Repeat the full listing below verbatim and keep the images out.

___ Data entries

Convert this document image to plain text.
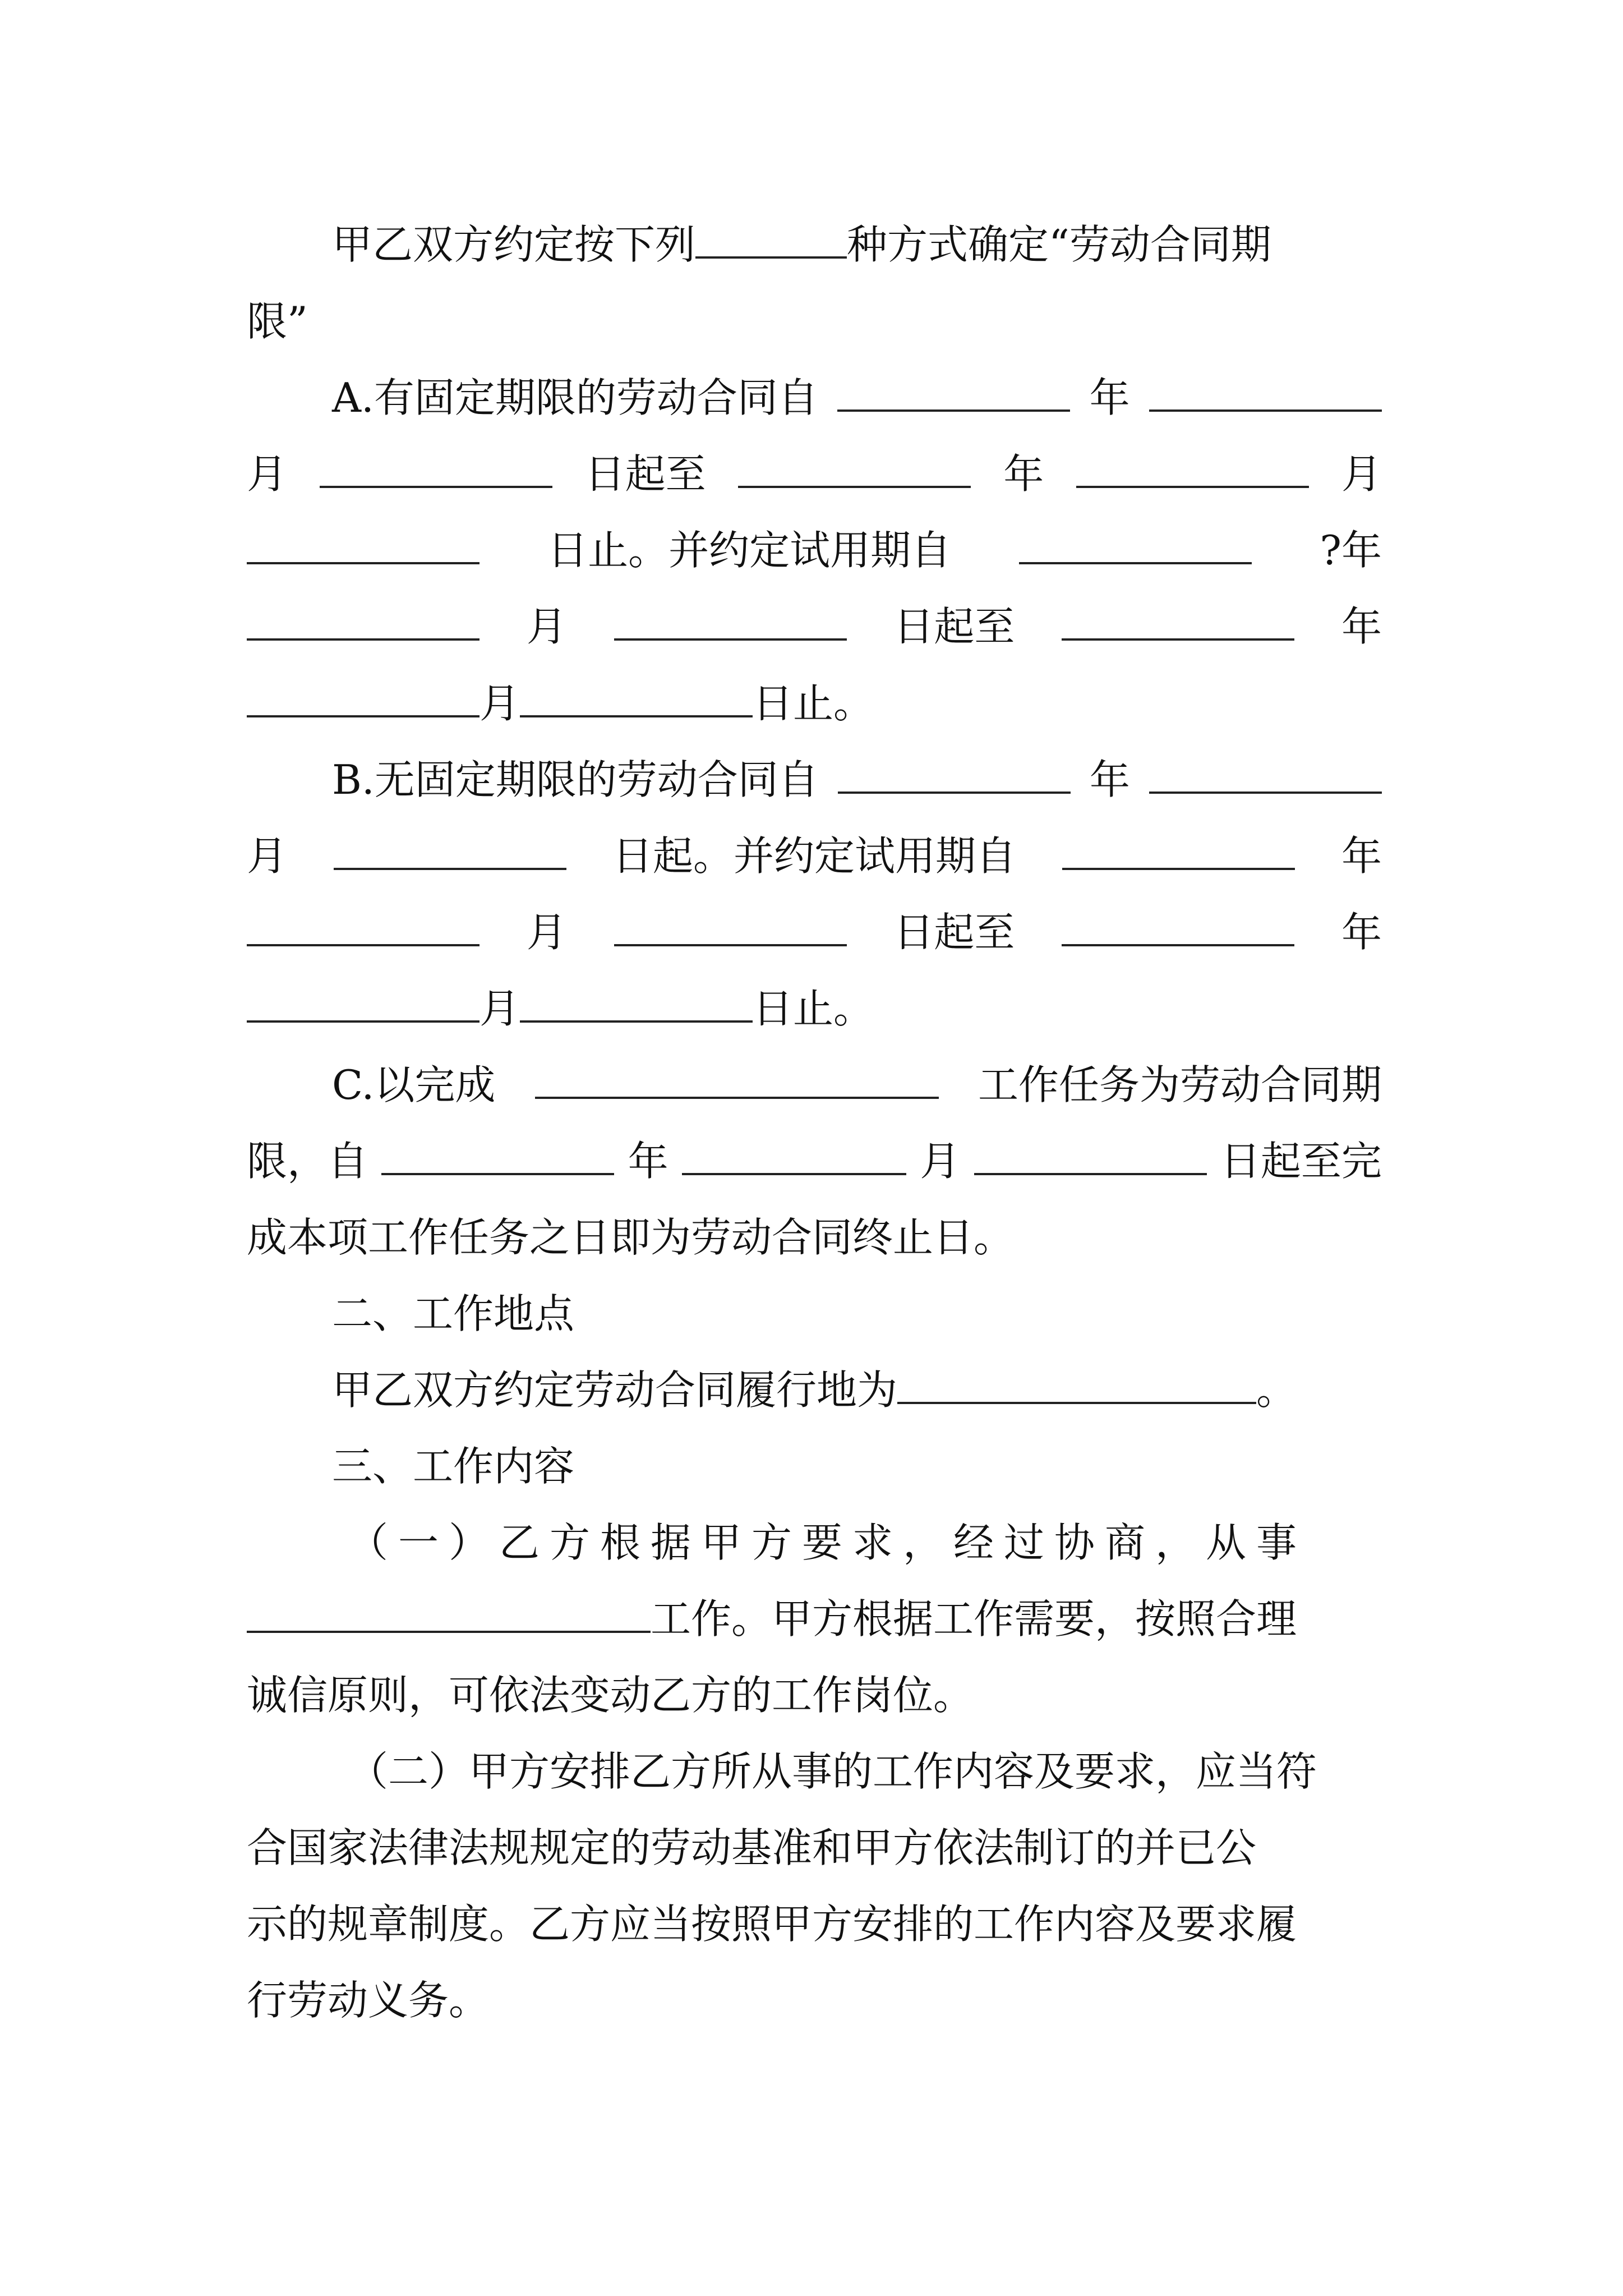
甲乙双方约定按下列	种方式确定“劳动合同期
限”
A.有固定期限的劳动合同自	年
月	日起至	年	月
日止。并约定试用期自	?年
月	日起至	年
月	日止。
B.无固定期限的劳动合同自	年
月	日起。并约定试用期自	年
月	日起至	年
月	日止。
C.以完成	工作任务为劳动合同期
限，自	年	月	日起至完
成本项工作任务之日即为劳动合同终止日。
二、工作地点
甲乙双方约定劳动合同履行地为	。
三、工作内容
（一）乙方根据甲方要求，经过协商，从事
工作。甲方根据工作需要，按照合理
诚信原则，可依法变动乙方的工作岗位。
（二）甲方安排乙方所从事的工作内容及要求，应当符
合国家法律法规规定的劳动基准和甲方依法制订的并已公
示的规章制度。乙方应当按照甲方安排的工作内容及要求履
行劳动义务。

______

- Output below:
Convert this document image to plain text.
甲乙双方约定按下列	种方式确定“劳动合同期
限”
A.有固定期限的劳动合同自	年
月	日起至	年	月
日止。并约定试用期自	?年
月	日起至	年
月	日止。
B.无固定期限的劳动合同自	年
月	日起。并约定试用期自	年
月	日起至	年
月	日止。
C.以完成	工作任务为劳动合同期
限，自	年	月	日起至完
成本项工作任务之日即为劳动合同终止日。
二、工作地点
甲乙双方约定劳动合同履行地为	。
三、工作内容
（一）乙方根据甲方要求，经过协商，从事
工作。甲方根据工作需要，按照合理
诚信原则，可依法变动乙方的工作岗位。
（二）甲方安排乙方所从事的工作内容及要求，应当符
合国家法律法规规定的劳动基准和甲方依法制订的并已公
示的规章制度。乙方应当按照甲方安排的工作内容及要求履
行劳动义务。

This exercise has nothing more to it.